### Task statement
Keep the pictures out and restate every record exactly.

### Data entries for graphics
****************

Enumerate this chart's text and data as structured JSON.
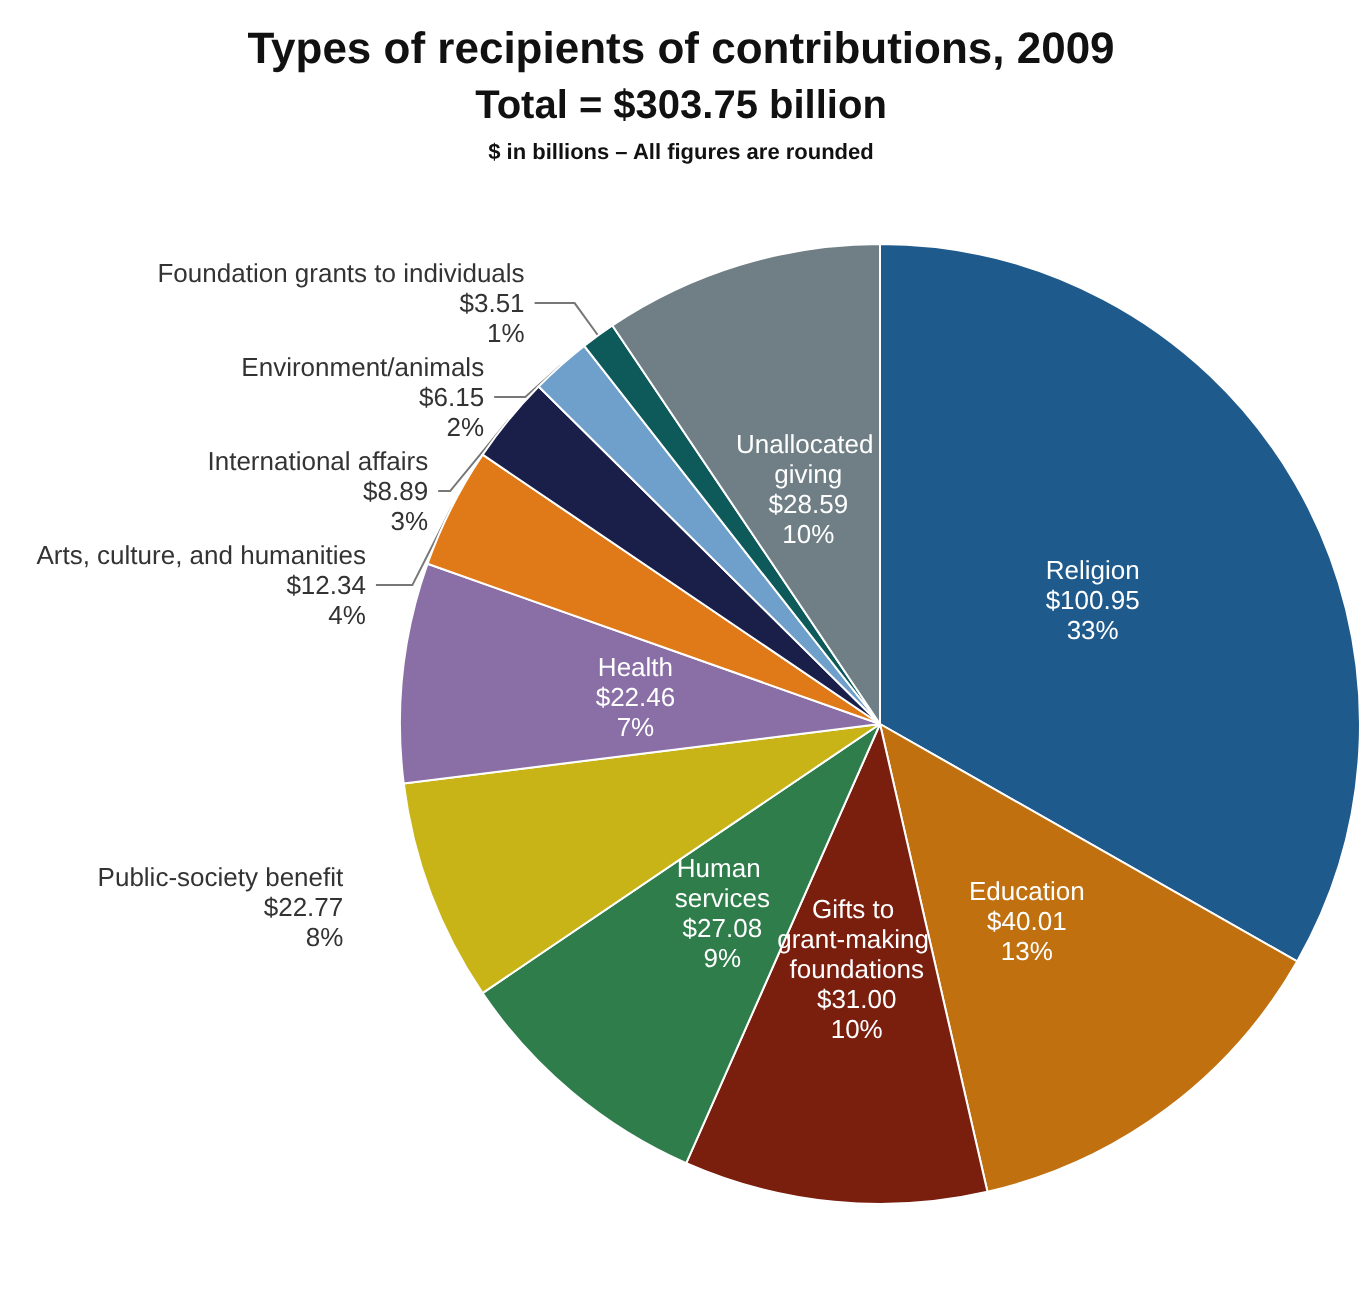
{
  "chart_data": {
    "type": "pie",
    "title": "Types of recipients of contributions, 2009",
    "subtitle": "Total = $303.75 billion",
    "annotations": [
      "$ in billions – All figures are rounded"
    ],
    "categories": [
      "Religion",
      "Education",
      "Gifts to grant-making foundations",
      "Human services",
      "Public-society benefit",
      "Health",
      "Arts, culture, and humanities",
      "International affairs",
      "Environment/animals",
      "Foundation grants to individuals",
      "Unallocated giving"
    ],
    "values": [
      100.95,
      40.01,
      31.0,
      27.08,
      22.77,
      22.46,
      12.34,
      8.89,
      6.15,
      3.51,
      28.59
    ],
    "value_labels": [
      "$100.95\n33%",
      "$40.01\n13%",
      "$31.00\n10%",
      "$27.08\n9%",
      "$22.77\n8%",
      "$22.46\n7%",
      "$12.34\n4%",
      "$8.89\n3%",
      "$6.15\n2%",
      "$3.51\n1%",
      "$28.59\n10%"
    ],
    "colors": [
      "#1f5a8c",
      "#c0700f",
      "#7a1e0e",
      "#2e7d4a",
      "#c9b418",
      "#8a6fa6",
      "#e07a18",
      "#1a1f4a",
      "#6fa0cc",
      "#0e5a5a",
      "#6f7f85"
    ],
    "legend": false
  }
}
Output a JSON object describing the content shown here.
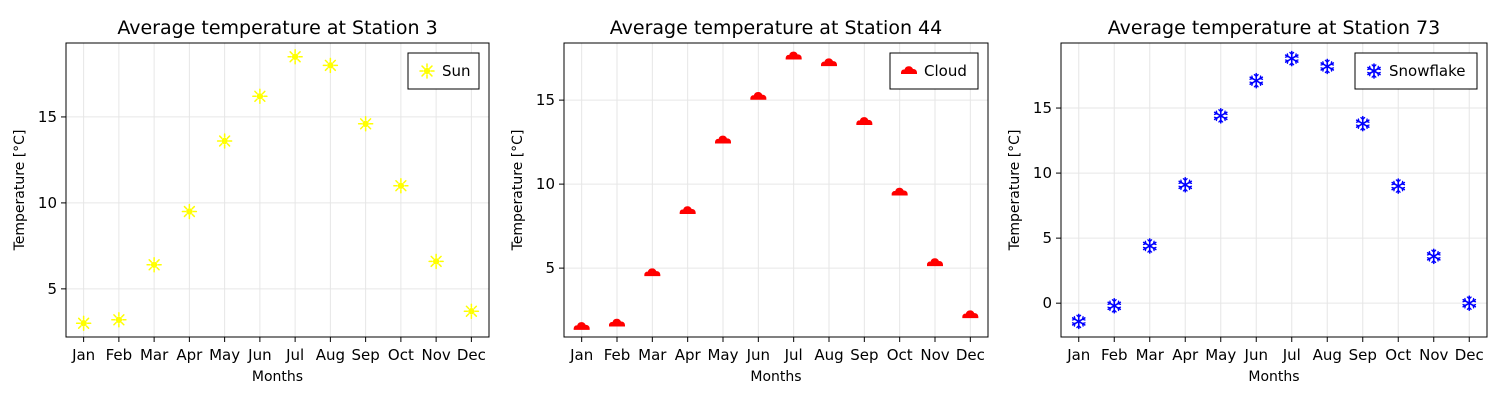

****************

### Completed task
Enumerate this chart's text and data as structured JSON.
{
  "chart_data": {
    "type": "pie",
    "title": "Types of recipients of contributions, 2009",
    "subtitle": "Total = $303.75 billion",
    "annotations": [
      "$ in billions – All figures are rounded"
    ],
    "categories": [
      "Religion",
      "Education",
      "Gifts to grant-making foundations",
      "Human services",
      "Public-society benefit",
      "Health",
      "Arts, culture, and humanities",
      "International affairs",
      "Environment/animals",
      "Foundation grants to individuals",
      "Unallocated giving"
    ],
    "values": [
      100.95,
      40.01,
      31.0,
      27.08,
      22.77,
      22.46,
      12.34,
      8.89,
      6.15,
      3.51,
      28.59
    ],
    "value_labels": [
      "$100.95\n33%",
      "$40.01\n13%",
      "$31.00\n10%",
      "$27.08\n9%",
      "$22.77\n8%",
      "$22.46\n7%",
      "$12.34\n4%",
      "$8.89\n3%",
      "$6.15\n2%",
      "$3.51\n1%",
      "$28.59\n10%"
    ],
    "colors": [
      "#1f5a8c",
      "#c0700f",
      "#7a1e0e",
      "#2e7d4a",
      "#c9b418",
      "#8a6fa6",
      "#e07a18",
      "#1a1f4a",
      "#6fa0cc",
      "#0e5a5a",
      "#6f7f85"
    ],
    "legend": false
  }
}
Output a JSON object describing the content shown here.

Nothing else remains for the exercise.